◆ Set problem ◆
Convert every line of the data below into a JSON array of strings, one string per line, with blank lines omitted.

◆ Dataset rows ◆
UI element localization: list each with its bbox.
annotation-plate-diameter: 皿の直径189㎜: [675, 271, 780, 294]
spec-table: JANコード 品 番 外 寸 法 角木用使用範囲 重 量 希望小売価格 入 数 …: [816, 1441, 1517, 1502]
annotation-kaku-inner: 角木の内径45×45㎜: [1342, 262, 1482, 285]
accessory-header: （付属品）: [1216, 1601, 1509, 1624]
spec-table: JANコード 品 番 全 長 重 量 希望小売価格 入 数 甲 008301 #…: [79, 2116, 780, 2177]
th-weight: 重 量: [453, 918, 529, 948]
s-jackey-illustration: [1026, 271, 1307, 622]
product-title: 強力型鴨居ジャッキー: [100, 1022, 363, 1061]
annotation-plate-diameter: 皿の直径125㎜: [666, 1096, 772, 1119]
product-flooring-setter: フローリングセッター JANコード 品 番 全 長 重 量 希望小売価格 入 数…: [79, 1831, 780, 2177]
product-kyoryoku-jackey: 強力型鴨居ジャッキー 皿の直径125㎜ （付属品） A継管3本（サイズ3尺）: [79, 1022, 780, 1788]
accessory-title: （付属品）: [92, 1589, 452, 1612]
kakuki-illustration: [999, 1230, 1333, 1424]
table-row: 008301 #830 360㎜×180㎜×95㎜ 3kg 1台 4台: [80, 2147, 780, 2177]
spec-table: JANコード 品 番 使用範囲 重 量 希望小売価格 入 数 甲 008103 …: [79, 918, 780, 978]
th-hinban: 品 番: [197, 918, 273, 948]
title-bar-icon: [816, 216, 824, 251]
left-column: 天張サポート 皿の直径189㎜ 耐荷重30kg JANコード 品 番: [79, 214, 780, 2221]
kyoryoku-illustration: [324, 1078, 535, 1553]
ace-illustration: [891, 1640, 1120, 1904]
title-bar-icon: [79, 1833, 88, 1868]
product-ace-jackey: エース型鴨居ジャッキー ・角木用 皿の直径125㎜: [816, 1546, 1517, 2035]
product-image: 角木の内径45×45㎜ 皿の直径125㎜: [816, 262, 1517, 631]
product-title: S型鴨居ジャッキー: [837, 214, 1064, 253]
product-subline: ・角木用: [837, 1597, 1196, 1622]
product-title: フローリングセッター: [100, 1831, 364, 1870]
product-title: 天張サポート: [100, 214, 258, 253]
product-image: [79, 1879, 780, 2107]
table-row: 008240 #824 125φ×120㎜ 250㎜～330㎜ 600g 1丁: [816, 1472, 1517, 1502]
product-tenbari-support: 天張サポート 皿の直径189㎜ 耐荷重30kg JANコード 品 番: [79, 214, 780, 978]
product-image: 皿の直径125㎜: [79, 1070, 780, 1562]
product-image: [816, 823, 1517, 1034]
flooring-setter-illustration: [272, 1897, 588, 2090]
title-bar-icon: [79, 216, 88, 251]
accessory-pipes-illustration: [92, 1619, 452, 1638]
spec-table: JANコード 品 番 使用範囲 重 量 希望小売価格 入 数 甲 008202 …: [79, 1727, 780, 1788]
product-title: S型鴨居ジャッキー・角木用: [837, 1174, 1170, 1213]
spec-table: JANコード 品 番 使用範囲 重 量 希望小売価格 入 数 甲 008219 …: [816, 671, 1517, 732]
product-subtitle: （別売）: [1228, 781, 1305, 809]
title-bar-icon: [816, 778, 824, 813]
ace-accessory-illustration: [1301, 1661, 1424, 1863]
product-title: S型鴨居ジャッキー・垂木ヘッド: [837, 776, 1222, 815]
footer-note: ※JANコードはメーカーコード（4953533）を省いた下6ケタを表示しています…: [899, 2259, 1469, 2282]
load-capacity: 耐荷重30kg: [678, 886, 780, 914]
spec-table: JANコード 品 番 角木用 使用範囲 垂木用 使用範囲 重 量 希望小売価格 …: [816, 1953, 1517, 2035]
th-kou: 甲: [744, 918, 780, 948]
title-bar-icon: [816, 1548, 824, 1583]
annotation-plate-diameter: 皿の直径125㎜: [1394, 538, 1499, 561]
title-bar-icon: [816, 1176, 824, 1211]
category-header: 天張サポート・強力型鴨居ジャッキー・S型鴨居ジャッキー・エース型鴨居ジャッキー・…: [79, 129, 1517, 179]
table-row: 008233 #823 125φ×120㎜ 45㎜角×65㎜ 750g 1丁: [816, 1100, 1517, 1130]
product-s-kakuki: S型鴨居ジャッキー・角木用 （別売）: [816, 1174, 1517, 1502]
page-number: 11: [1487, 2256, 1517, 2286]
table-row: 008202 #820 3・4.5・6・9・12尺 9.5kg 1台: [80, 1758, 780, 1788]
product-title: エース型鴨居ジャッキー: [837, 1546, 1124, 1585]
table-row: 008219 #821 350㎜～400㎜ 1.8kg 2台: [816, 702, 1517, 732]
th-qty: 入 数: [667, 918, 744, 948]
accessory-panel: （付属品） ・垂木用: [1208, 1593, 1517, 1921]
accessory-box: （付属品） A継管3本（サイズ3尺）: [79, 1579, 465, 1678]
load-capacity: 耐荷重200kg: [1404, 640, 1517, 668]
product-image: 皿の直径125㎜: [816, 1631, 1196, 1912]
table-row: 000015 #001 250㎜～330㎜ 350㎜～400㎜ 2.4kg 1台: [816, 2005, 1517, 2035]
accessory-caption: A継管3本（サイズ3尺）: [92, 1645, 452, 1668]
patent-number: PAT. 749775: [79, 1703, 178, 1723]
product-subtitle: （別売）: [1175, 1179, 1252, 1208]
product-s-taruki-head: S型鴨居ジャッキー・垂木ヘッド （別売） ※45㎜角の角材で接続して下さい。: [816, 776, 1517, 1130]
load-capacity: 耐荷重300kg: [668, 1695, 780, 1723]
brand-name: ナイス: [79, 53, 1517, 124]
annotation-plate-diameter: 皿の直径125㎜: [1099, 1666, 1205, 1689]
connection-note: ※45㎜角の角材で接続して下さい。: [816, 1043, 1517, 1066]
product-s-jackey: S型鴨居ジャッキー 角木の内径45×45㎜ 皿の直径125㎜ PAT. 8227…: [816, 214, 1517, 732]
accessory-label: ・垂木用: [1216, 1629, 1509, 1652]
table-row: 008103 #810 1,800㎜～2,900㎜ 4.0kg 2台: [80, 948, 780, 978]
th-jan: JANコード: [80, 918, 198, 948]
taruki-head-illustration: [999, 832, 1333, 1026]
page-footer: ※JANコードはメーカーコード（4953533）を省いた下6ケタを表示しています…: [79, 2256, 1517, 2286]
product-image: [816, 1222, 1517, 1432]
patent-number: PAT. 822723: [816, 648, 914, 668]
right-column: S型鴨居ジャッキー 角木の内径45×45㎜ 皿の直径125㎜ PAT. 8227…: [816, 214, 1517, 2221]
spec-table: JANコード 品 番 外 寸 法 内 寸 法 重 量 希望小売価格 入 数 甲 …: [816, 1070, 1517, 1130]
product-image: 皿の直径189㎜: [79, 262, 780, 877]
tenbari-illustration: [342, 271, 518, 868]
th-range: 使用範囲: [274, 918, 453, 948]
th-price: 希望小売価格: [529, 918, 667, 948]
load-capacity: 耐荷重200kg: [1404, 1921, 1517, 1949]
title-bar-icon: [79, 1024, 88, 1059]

◆ Written answer ◆
[
  "UI element localization: list each with its bbox.",
  "annotation-plate-diameter: 皿の直径189㎜: [675, 271, 780, 294]",
  "spec-table: JANコード 品 番 外 寸 法 角木用使用範囲 重 量 希望小売価格 入 数 …: [816, 1441, 1517, 1502]",
  "annotation-kaku-inner: 角木の内径45×45㎜: [1342, 262, 1482, 285]",
  "accessory-header: （付属品）: [1216, 1601, 1509, 1624]",
  "spec-table: JANコード 品 番 全 長 重 量 希望小売価格 入 数 甲 008301 #…: [79, 2116, 780, 2177]",
  "th-weight: 重 量: [453, 918, 529, 948]",
  "s-jackey-illustration: [1026, 271, 1307, 622]",
  "product-title: 強力型鴨居ジャッキー: [100, 1022, 363, 1061]",
  "annotation-plate-diameter: 皿の直径125㎜: [666, 1096, 772, 1119]",
  "product-flooring-setter: フローリングセッター JANコード 品 番 全 長 重 量 希望小売価格 入 数…: [79, 1831, 780, 2177]",
  "product-kyoryoku-jackey: 強力型鴨居ジャッキー 皿の直径125㎜ （付属品） A継管3本（サイズ3尺）: [79, 1022, 780, 1788]",
  "accessory-title: （付属品）: [92, 1589, 452, 1612]",
  "kakuki-illustration: [999, 1230, 1333, 1424]",
  "table-row: 008301 #830 360㎜×180㎜×95㎜ 3kg 1台 4台: [80, 2147, 780, 2177]",
  "spec-table: JANコード 品 番 使用範囲 重 量 希望小売価格 入 数 甲 008103 …: [79, 918, 780, 978]",
  "th-hinban: 品 番: [197, 918, 273, 948]",
  "title-bar-icon: [816, 216, 824, 251]",
  "left-column: 天張サポート 皿の直径189㎜ 耐荷重30kg JANコード 品 番: [79, 214, 780, 2221]",
  "kyoryoku-illustration: [324, 1078, 535, 1553]",
  "ace-illustration: [891, 1640, 1120, 1904]",
  "title-bar-icon: [79, 1833, 88, 1868]",
  "product-ace-jackey: エース型鴨居ジャッキー ・角木用 皿の直径125㎜: [816, 1546, 1517, 2035]",
  "product-image: 角木の内径45×45㎜ 皿の直径125㎜: [816, 262, 1517, 631]",
  "product-title: S型鴨居ジャッキー: [837, 214, 1064, 253]",
  "product-subline: ・角木用: [837, 1597, 1196, 1622]",
  "product-title: フローリングセッター: [100, 1831, 364, 1870]",
  "product-title: 天張サポート: [100, 214, 258, 253]",
  "product-image: [79, 1879, 780, 2107]",
  "table-row: 008240 #824 125φ×120㎜ 250㎜～330㎜ 600g 1丁: [816, 1472, 1517, 1502]",
  "product-tenbari-support: 天張サポート 皿の直径189㎜ 耐荷重30kg JANコード 品 番: [79, 214, 780, 978]",
  "product-image: 皿の直径125㎜: [79, 1070, 780, 1562]",
  "product-image: [816, 823, 1517, 1034]",
  "flooring-setter-illustration: [272, 1897, 588, 2090]",
  "title-bar-icon: [79, 216, 88, 251]",
  "accessory-pipes-illustration: [92, 1619, 452, 1638]",
  "spec-table: JANコード 品 番 使用範囲 重 量 希望小売価格 入 数 甲 008202 …: [79, 1727, 780, 1788]",
  "product-title: S型鴨居ジャッキー・角木用: [837, 1174, 1170, 1213]",
  "spec-table: JANコード 品 番 使用範囲 重 量 希望小売価格 入 数 甲 008219 …: [816, 671, 1517, 732]",
  "product-subtitle: （別売）: [1228, 781, 1305, 809]",
  "title-bar-icon: [816, 778, 824, 813]",
  "ace-accessory-illustration: [1301, 1661, 1424, 1863]",
  "product-title: S型鴨居ジャッキー・垂木ヘッド: [837, 776, 1222, 815]",
  "footer-note: ※JANコードはメーカーコード（4953533）を省いた下6ケタを表示しています…: [899, 2259, 1469, 2282]",
  "load-capacity: 耐荷重30kg: [678, 886, 780, 914]",
  "spec-table: JANコード 品 番 角木用 使用範囲 垂木用 使用範囲 重 量 希望小売価格 …: [816, 1953, 1517, 2035]",
  "th-kou: 甲: [744, 918, 780, 948]",
  "title-bar-icon: [816, 1548, 824, 1583]",
  "annotation-plate-diameter: 皿の直径125㎜: [1394, 538, 1499, 561]",
  "title-bar-icon: [816, 1176, 824, 1211]",
  "category-header: 天張サポート・強力型鴨居ジャッキー・S型鴨居ジャッキー・エース型鴨居ジャッキー・…: [79, 129, 1517, 179]",
  "table-row: 008233 #823 125φ×120㎜ 45㎜角×65㎜ 750g 1丁: [816, 1100, 1517, 1130]",
  "product-s-kakuki: S型鴨居ジャッキー・角木用 （別売）: [816, 1174, 1517, 1502]",
  "page-number: 11: [1487, 2256, 1517, 2286]",
  "table-row: 008202 #820 3・4.5・6・9・12尺 9.5kg 1台: [80, 1758, 780, 1788]",
  "product-title: エース型鴨居ジャッキー: [837, 1546, 1124, 1585]",
  "table-row: 008219 #821 350㎜～400㎜ 1.8kg 2台: [816, 702, 1517, 732]",
  "th-qty: 入 数: [667, 918, 744, 948]",
  "accessory-panel: （付属品） ・垂木用: [1208, 1593, 1517, 1921]",
  "accessory-box: （付属品） A継管3本（サイズ3尺）: [79, 1579, 465, 1678]",
  "load-capacity: 耐荷重200kg: [1404, 640, 1517, 668]",
  "product-image: 皿の直径125㎜: [816, 1631, 1196, 1912]",
  "table-row: 000015 #001 250㎜～330㎜ 350㎜～400㎜ 2.4kg 1台: [816, 2005, 1517, 2035]",
  "accessory-caption: A継管3本（サイズ3尺）: [92, 1645, 452, 1668]",
  "patent-number: PAT. 749775: [79, 1703, 178, 1723]",
  "product-subtitle: （別売）: [1175, 1179, 1252, 1208]",
  "product-s-taruki-head: S型鴨居ジャッキー・垂木ヘッド （別売） ※45㎜角の角材で接続して下さい。: [816, 776, 1517, 1130]",
  "load-capacity: 耐荷重300kg: [668, 1695, 780, 1723]",
  "brand-name: ナイス: [79, 53, 1517, 124]",
  "annotation-plate-diameter: 皿の直径125㎜: [1099, 1666, 1205, 1689]",
  "connection-note: ※45㎜角の角材で接続して下さい。: [816, 1043, 1517, 1066]",
  "product-s-jackey: S型鴨居ジャッキー 角木の内径45×45㎜ 皿の直径125㎜ PAT. 8227…: [816, 214, 1517, 732]",
  "accessory-label: ・垂木用: [1216, 1629, 1509, 1652]",
  "table-row: 008103 #810 1,800㎜～2,900㎜ 4.0kg 2台: [80, 948, 780, 978]",
  "th-jan: JANコード: [80, 918, 198, 948]",
  "taruki-head-illustration: [999, 832, 1333, 1026]",
  "page-footer: ※JANコードはメーカーコード（4953533）を省いた下6ケタを表示しています…: [79, 2256, 1517, 2286]",
  "product-image: [816, 1222, 1517, 1432]",
  "patent-number: PAT. 822723: [816, 648, 914, 668]",
  "right-column: S型鴨居ジャッキー 角木の内径45×45㎜ 皿の直径125㎜ PAT. 8227…: [816, 214, 1517, 2221]",
  "spec-table: JANコード 品 番 外 寸 法 内 寸 法 重 量 希望小売価格 入 数 甲 …: [816, 1070, 1517, 1130]",
  "product-image: 皿の直径189㎜: [79, 262, 780, 877]",
  "tenbari-illustration: [342, 271, 518, 868]",
  "th-range: 使用範囲: [274, 918, 453, 948]",
  "th-price: 希望小売価格: [529, 918, 667, 948]",
  "load-capacity: 耐荷重200kg: [1404, 1921, 1517, 1949]",
  "title-bar-icon: [79, 1024, 88, 1059]"
]